# [EXERCISE DIRECTIONS]
Copy the full set of lines exactly as given.

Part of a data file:

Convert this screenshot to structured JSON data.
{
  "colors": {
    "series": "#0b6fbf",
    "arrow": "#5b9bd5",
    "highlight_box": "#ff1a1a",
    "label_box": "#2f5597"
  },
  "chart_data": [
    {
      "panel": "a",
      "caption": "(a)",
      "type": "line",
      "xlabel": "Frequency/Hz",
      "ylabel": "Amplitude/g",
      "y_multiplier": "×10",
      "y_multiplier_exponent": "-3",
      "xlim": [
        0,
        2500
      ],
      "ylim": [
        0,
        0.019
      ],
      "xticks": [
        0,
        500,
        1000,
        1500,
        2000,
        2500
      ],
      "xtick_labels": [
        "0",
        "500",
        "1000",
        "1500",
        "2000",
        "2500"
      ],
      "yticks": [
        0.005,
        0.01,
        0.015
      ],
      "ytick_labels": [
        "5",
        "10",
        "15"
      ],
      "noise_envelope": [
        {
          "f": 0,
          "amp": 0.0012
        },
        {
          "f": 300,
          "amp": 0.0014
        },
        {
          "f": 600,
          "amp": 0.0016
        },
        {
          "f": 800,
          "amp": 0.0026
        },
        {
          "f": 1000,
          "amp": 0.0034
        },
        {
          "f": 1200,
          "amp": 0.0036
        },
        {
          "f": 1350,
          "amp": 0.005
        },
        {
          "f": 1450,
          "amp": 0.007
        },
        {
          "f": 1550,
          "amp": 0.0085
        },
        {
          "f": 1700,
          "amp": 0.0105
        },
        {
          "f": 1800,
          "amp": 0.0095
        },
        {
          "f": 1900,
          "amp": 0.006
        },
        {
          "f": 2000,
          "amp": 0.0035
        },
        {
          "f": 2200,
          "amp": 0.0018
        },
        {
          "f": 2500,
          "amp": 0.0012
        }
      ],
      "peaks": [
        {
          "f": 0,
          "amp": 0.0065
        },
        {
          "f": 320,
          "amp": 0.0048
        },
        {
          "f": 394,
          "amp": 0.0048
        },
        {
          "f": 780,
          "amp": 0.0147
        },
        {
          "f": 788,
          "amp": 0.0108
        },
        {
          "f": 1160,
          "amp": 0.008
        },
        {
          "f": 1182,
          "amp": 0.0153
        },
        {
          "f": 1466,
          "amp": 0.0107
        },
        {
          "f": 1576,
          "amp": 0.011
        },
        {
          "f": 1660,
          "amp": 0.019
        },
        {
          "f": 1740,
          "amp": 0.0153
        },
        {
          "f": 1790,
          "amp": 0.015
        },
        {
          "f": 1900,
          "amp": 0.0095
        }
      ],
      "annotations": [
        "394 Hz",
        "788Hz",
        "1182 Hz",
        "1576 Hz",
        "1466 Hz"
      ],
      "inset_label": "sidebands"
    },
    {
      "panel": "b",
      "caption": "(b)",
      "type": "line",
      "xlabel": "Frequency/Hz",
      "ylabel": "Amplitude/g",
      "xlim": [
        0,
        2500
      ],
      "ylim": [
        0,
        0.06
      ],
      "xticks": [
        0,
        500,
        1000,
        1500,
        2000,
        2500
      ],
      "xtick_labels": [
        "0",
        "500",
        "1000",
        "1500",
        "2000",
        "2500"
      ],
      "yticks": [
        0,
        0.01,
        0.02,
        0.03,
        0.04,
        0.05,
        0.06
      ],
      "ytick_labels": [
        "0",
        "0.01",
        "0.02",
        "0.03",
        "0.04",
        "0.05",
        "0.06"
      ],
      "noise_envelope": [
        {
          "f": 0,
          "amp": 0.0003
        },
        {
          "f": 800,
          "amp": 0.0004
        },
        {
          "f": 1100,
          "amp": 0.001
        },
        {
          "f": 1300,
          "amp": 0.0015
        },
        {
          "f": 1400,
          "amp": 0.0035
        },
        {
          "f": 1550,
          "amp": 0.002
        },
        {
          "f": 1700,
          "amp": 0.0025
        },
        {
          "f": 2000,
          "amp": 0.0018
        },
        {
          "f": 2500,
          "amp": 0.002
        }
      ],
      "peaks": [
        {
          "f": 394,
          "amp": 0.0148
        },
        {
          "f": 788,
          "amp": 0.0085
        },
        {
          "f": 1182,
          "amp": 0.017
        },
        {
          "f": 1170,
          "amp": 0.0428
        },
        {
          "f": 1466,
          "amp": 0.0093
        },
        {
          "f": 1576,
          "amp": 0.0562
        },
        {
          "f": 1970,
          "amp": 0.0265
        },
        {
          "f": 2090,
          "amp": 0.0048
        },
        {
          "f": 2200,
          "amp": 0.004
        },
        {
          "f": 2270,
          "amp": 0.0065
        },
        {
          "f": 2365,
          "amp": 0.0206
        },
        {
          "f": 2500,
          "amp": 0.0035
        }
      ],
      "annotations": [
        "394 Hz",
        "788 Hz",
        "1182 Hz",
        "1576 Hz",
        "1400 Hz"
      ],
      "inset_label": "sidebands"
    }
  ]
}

# [FINISHED EXERCISE]
Convert this screenshot to structured JSON data.
{
  "colors": {
    "series": "#0b6fbf",
    "arrow": "#5b9bd5",
    "highlight_box": "#ff1a1a",
    "label_box": "#2f5597"
  },
  "chart_data": [
    {
      "panel": "a",
      "caption": "(a)",
      "type": "line",
      "xlabel": "Frequency/Hz",
      "ylabel": "Amplitude/g",
      "y_multiplier": "×10",
      "y_multiplier_exponent": "-3",
      "xlim": [
        0,
        2500
      ],
      "ylim": [
        0,
        0.019
      ],
      "xticks": [
        0,
        500,
        1000,
        1500,
        2000,
        2500
      ],
      "xtick_labels": [
        "0",
        "500",
        "1000",
        "1500",
        "2000",
        "2500"
      ],
      "yticks": [
        0.005,
        0.01,
        0.015
      ],
      "ytick_labels": [
        "5",
        "10",
        "15"
      ],
      "noise_envelope": [
        {
          "f": 0,
          "amp": 0.0012
        },
        {
          "f": 300,
          "amp": 0.0014
        },
        {
          "f": 600,
          "amp": 0.0016
        },
        {
          "f": 800,
          "amp": 0.0026
        },
        {
          "f": 1000,
          "amp": 0.0034
        },
        {
          "f": 1200,
          "amp": 0.0036
        },
        {
          "f": 1350,
          "amp": 0.005
        },
        {
          "f": 1450,
          "amp": 0.007
        },
        {
          "f": 1550,
          "amp": 0.0085
        },
        {
          "f": 1700,
          "amp": 0.0105
        },
        {
          "f": 1800,
          "amp": 0.0095
        },
        {
          "f": 1900,
          "amp": 0.006
        },
        {
          "f": 2000,
          "amp": 0.0035
        },
        {
          "f": 2200,
          "amp": 0.0018
        },
        {
          "f": 2500,
          "amp": 0.0012
        }
      ],
      "peaks": [
        {
          "f": 0,
          "amp": 0.0065
        },
        {
          "f": 320,
          "amp": 0.0048
        },
        {
          "f": 394,
          "amp": 0.0048
        },
        {
          "f": 780,
          "amp": 0.0147
        },
        {
          "f": 788,
          "amp": 0.0108
        },
        {
          "f": 1160,
          "amp": 0.008
        },
        {
          "f": 1182,
          "amp": 0.0153
        },
        {
          "f": 1466,
          "amp": 0.0107
        },
        {
          "f": 1576,
          "amp": 0.011
        },
        {
          "f": 1660,
          "amp": 0.019
        },
        {
          "f": 1740,
          "amp": 0.0153
        },
        {
          "f": 1790,
          "amp": 0.015
        },
        {
          "f": 1900,
          "amp": 0.0095
        }
      ],
      "annotations": [
        "394 Hz",
        "788Hz",
        "1182 Hz",
        "1576 Hz",
        "1466 Hz"
      ],
      "inset_label": "sidebands"
    },
    {
      "panel": "b",
      "caption": "(b)",
      "type": "line",
      "xlabel": "Frequency/Hz",
      "ylabel": "Amplitude/g",
      "xlim": [
        0,
        2500
      ],
      "ylim": [
        0,
        0.06
      ],
      "xticks": [
        0,
        500,
        1000,
        1500,
        2000,
        2500
      ],
      "xtick_labels": [
        "0",
        "500",
        "1000",
        "1500",
        "2000",
        "2500"
      ],
      "yticks": [
        0,
        0.01,
        0.02,
        0.03,
        0.04,
        0.05,
        0.06
      ],
      "ytick_labels": [
        "0",
        "0.01",
        "0.02",
        "0.03",
        "0.04",
        "0.05",
        "0.06"
      ],
      "noise_envelope": [
        {
          "f": 0,
          "amp": 0.0003
        },
        {
          "f": 800,
          "amp": 0.0004
        },
        {
          "f": 1100,
          "amp": 0.001
        },
        {
          "f": 1300,
          "amp": 0.0015
        },
        {
          "f": 1400,
          "amp": 0.0035
        },
        {
          "f": 1550,
          "amp": 0.002
        },
        {
          "f": 1700,
          "amp": 0.0025
        },
        {
          "f": 2000,
          "amp": 0.0018
        },
        {
          "f": 2500,
          "amp": 0.002
        }
      ],
      "peaks": [
        {
          "f": 394,
          "amp": 0.0148
        },
        {
          "f": 788,
          "amp": 0.0085
        },
        {
          "f": 1182,
          "amp": 0.017
        },
        {
          "f": 1170,
          "amp": 0.0428
        },
        {
          "f": 1466,
          "amp": 0.0093
        },
        {
          "f": 1576,
          "amp": 0.0562
        },
        {
          "f": 1970,
          "amp": 0.0265
        },
        {
          "f": 2090,
          "amp": 0.0048
        },
        {
          "f": 2200,
          "amp": 0.004
        },
        {
          "f": 2270,
          "amp": 0.0065
        },
        {
          "f": 2365,
          "amp": 0.0206
        },
        {
          "f": 2500,
          "amp": 0.0035
        }
      ],
      "annotations": [
        "394 Hz",
        "788 Hz",
        "1182 Hz",
        "1576 Hz",
        "1400 Hz"
      ],
      "inset_label": "sidebands"
    }
  ]
}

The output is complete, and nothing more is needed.